◆ What to do
Reproduce exactly the lines from the one containing "Output the text content of this document." through the last line of the records below, both included, and nothing else.

◆ Stored records
· · · · ·

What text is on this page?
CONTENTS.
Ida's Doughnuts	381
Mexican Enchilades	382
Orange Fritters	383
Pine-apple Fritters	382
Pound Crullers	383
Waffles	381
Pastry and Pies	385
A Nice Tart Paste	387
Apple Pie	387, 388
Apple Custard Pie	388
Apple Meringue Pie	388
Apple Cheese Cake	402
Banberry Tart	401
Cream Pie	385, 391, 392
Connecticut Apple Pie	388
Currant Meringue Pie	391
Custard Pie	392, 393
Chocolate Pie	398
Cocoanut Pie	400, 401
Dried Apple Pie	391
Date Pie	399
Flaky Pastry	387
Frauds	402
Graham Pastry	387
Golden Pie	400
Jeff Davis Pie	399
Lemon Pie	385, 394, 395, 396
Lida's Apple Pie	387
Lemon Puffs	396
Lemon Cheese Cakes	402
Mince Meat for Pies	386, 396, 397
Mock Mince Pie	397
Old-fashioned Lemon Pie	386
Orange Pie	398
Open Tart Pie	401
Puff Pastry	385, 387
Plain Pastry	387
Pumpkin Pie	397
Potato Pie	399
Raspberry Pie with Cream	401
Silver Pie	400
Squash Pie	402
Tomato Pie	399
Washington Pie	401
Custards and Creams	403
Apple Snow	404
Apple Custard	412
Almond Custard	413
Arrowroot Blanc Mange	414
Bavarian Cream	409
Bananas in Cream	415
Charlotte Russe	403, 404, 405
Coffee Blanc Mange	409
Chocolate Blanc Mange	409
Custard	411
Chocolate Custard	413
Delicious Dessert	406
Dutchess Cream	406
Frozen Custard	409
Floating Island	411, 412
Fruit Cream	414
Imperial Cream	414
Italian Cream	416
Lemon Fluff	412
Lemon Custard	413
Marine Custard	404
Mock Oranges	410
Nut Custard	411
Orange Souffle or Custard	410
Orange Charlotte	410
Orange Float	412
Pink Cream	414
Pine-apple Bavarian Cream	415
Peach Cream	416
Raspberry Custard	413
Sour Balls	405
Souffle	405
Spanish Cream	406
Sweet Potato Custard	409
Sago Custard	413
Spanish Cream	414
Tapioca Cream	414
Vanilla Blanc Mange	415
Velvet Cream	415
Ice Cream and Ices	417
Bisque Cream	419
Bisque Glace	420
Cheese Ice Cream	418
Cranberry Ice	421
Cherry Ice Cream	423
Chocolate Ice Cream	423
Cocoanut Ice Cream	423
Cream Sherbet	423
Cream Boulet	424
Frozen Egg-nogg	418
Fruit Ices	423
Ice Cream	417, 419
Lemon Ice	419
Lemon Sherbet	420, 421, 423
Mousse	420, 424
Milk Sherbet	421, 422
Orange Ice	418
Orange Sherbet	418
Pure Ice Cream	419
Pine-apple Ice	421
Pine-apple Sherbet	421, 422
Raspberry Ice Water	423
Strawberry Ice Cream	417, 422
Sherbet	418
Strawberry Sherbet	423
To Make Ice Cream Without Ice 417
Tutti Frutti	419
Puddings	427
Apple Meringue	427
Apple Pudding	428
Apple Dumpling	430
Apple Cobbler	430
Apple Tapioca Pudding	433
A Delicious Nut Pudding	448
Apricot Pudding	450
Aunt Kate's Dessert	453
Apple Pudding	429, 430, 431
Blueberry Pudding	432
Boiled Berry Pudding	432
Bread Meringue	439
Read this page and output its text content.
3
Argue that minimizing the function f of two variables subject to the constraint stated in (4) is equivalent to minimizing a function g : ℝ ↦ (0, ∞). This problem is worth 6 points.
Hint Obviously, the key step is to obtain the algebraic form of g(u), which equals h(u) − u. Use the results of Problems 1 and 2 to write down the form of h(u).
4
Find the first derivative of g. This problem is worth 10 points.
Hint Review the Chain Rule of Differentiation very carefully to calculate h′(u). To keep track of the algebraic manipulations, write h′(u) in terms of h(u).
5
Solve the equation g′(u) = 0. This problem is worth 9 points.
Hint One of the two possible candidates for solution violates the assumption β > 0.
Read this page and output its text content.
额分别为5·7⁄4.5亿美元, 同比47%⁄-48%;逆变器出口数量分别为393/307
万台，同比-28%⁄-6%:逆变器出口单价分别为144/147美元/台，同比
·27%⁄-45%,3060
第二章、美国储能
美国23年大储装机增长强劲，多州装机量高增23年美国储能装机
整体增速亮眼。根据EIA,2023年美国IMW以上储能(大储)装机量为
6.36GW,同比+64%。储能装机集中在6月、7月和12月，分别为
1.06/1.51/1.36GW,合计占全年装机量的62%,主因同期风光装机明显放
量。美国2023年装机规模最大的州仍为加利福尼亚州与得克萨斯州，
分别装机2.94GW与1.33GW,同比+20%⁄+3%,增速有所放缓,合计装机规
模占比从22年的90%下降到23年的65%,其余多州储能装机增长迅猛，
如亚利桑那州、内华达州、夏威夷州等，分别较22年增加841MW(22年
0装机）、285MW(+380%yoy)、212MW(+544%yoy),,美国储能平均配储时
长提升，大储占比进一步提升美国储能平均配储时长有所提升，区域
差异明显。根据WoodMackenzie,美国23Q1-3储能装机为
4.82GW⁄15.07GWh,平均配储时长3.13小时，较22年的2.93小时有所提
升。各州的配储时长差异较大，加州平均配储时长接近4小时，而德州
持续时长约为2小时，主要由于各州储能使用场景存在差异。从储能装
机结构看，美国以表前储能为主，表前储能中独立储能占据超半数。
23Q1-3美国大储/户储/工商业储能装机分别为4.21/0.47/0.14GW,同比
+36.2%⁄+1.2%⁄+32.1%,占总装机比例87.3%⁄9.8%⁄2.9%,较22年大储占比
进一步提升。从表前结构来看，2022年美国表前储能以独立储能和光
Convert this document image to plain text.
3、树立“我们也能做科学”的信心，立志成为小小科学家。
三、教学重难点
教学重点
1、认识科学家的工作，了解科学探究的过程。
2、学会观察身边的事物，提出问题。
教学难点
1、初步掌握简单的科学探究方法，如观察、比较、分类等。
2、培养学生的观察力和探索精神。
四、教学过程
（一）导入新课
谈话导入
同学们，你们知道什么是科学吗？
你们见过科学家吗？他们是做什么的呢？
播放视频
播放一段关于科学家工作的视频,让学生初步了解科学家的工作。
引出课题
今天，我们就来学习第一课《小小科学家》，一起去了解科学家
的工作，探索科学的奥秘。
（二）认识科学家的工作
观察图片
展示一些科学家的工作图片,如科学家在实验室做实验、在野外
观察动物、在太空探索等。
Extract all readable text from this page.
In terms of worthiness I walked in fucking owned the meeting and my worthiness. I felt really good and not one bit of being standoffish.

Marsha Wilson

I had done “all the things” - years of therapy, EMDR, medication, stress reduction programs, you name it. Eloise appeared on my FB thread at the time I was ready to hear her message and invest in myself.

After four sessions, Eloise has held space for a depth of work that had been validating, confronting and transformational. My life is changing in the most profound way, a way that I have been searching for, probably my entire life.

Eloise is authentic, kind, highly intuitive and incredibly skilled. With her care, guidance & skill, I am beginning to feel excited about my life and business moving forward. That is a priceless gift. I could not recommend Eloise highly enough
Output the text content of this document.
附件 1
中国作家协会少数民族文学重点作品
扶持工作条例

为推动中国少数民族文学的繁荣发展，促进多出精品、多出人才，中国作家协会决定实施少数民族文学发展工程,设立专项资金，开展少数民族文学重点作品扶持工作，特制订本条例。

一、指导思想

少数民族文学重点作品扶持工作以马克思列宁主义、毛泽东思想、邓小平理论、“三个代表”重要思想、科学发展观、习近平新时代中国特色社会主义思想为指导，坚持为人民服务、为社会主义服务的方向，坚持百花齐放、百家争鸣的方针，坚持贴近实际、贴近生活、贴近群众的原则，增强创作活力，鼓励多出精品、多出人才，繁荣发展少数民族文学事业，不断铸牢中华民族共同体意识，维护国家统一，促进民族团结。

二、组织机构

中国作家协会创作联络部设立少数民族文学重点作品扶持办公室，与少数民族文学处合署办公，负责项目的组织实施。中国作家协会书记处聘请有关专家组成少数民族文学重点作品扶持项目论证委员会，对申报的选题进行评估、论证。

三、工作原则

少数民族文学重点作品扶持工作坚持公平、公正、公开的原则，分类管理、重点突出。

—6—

· · · · ·

◆ Final result
Output the text content of this document.
附件 1
中国作家协会少数民族文学重点作品
扶持工作条例

为推动中国少数民族文学的繁荣发展，促进多出精品、多出人才，中国作家协会决定实施少数民族文学发展工程,设立专项资金，开展少数民族文学重点作品扶持工作，特制订本条例。

一、指导思想

少数民族文学重点作品扶持工作以马克思列宁主义、毛泽东思想、邓小平理论、“三个代表”重要思想、科学发展观、习近平新时代中国特色社会主义思想为指导，坚持为人民服务、为社会主义服务的方向，坚持百花齐放、百家争鸣的方针，坚持贴近实际、贴近生活、贴近群众的原则，增强创作活力，鼓励多出精品、多出人才，繁荣发展少数民族文学事业，不断铸牢中华民族共同体意识，维护国家统一，促进民族团结。

二、组织机构

中国作家协会创作联络部设立少数民族文学重点作品扶持办公室，与少数民族文学处合署办公，负责项目的组织实施。中国作家协会书记处聘请有关专家组成少数民族文学重点作品扶持项目论证委员会，对申报的选题进行评估、论证。

三、工作原则

少数民族文学重点作品扶持工作坚持公平、公正、公开的原则，分类管理、重点突出。

—6—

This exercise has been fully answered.